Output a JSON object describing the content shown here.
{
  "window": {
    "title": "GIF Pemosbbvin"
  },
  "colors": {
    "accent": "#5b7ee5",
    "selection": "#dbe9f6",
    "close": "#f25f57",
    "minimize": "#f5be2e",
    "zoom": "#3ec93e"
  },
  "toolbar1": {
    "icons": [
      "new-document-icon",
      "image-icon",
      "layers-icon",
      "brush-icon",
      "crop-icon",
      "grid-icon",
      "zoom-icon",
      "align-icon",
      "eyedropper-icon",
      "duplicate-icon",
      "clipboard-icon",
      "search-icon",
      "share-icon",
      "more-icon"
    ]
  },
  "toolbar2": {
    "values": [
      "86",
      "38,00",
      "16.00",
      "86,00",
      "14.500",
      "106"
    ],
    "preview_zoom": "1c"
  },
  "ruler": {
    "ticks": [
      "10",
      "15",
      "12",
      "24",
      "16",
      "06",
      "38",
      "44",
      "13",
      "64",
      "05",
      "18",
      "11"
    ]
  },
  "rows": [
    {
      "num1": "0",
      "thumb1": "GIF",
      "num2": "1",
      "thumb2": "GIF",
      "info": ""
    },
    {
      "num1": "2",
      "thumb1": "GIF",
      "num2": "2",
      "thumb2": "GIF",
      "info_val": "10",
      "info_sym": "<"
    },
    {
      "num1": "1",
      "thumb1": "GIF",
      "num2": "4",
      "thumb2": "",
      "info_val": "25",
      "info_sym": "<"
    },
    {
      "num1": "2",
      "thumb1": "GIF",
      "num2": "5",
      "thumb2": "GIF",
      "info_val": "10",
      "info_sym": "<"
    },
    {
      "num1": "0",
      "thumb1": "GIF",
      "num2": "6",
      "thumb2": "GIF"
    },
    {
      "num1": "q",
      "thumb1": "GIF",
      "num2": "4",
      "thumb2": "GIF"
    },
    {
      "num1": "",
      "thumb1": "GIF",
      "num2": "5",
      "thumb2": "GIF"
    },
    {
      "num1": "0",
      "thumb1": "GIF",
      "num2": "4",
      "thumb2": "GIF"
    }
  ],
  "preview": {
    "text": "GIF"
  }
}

WHAT TO DO ▸ What is needed here is an exact reproduction of all the entries.

WORKED SOLUTION ▸
Output a JSON object describing the content shown here.
{
  "window": {
    "title": "GIF Pemosbbvin"
  },
  "colors": {
    "accent": "#5b7ee5",
    "selection": "#dbe9f6",
    "close": "#f25f57",
    "minimize": "#f5be2e",
    "zoom": "#3ec93e"
  },
  "toolbar1": {
    "icons": [
      "new-document-icon",
      "image-icon",
      "layers-icon",
      "brush-icon",
      "crop-icon",
      "grid-icon",
      "zoom-icon",
      "align-icon",
      "eyedropper-icon",
      "duplicate-icon",
      "clipboard-icon",
      "search-icon",
      "share-icon",
      "more-icon"
    ]
  },
  "toolbar2": {
    "values": [
      "86",
      "38,00",
      "16.00",
      "86,00",
      "14.500",
      "106"
    ],
    "preview_zoom": "1c"
  },
  "ruler": {
    "ticks": [
      "10",
      "15",
      "12",
      "24",
      "16",
      "06",
      "38",
      "44",
      "13",
      "64",
      "05",
      "18",
      "11"
    ]
  },
  "rows": [
    {
      "num1": "0",
      "thumb1": "GIF",
      "num2": "1",
      "thumb2": "GIF",
      "info": ""
    },
    {
      "num1": "2",
      "thumb1": "GIF",
      "num2": "2",
      "thumb2": "GIF",
      "info_val": "10",
      "info_sym": "<"
    },
    {
      "num1": "1",
      "thumb1": "GIF",
      "num2": "4",
      "thumb2": "",
      "info_val": "25",
      "info_sym": "<"
    },
    {
      "num1": "2",
      "thumb1": "GIF",
      "num2": "5",
      "thumb2": "GIF",
      "info_val": "10",
      "info_sym": "<"
    },
    {
      "num1": "0",
      "thumb1": "GIF",
      "num2": "6",
      "thumb2": "GIF"
    },
    {
      "num1": "q",
      "thumb1": "GIF",
      "num2": "4",
      "thumb2": "GIF"
    },
    {
      "num1": "",
      "thumb1": "GIF",
      "num2": "5",
      "thumb2": "GIF"
    },
    {
      "num1": "0",
      "thumb1": "GIF",
      "num2": "4",
      "thumb2": "GIF"
    }
  ],
  "preview": {
    "text": "GIF"
  }
}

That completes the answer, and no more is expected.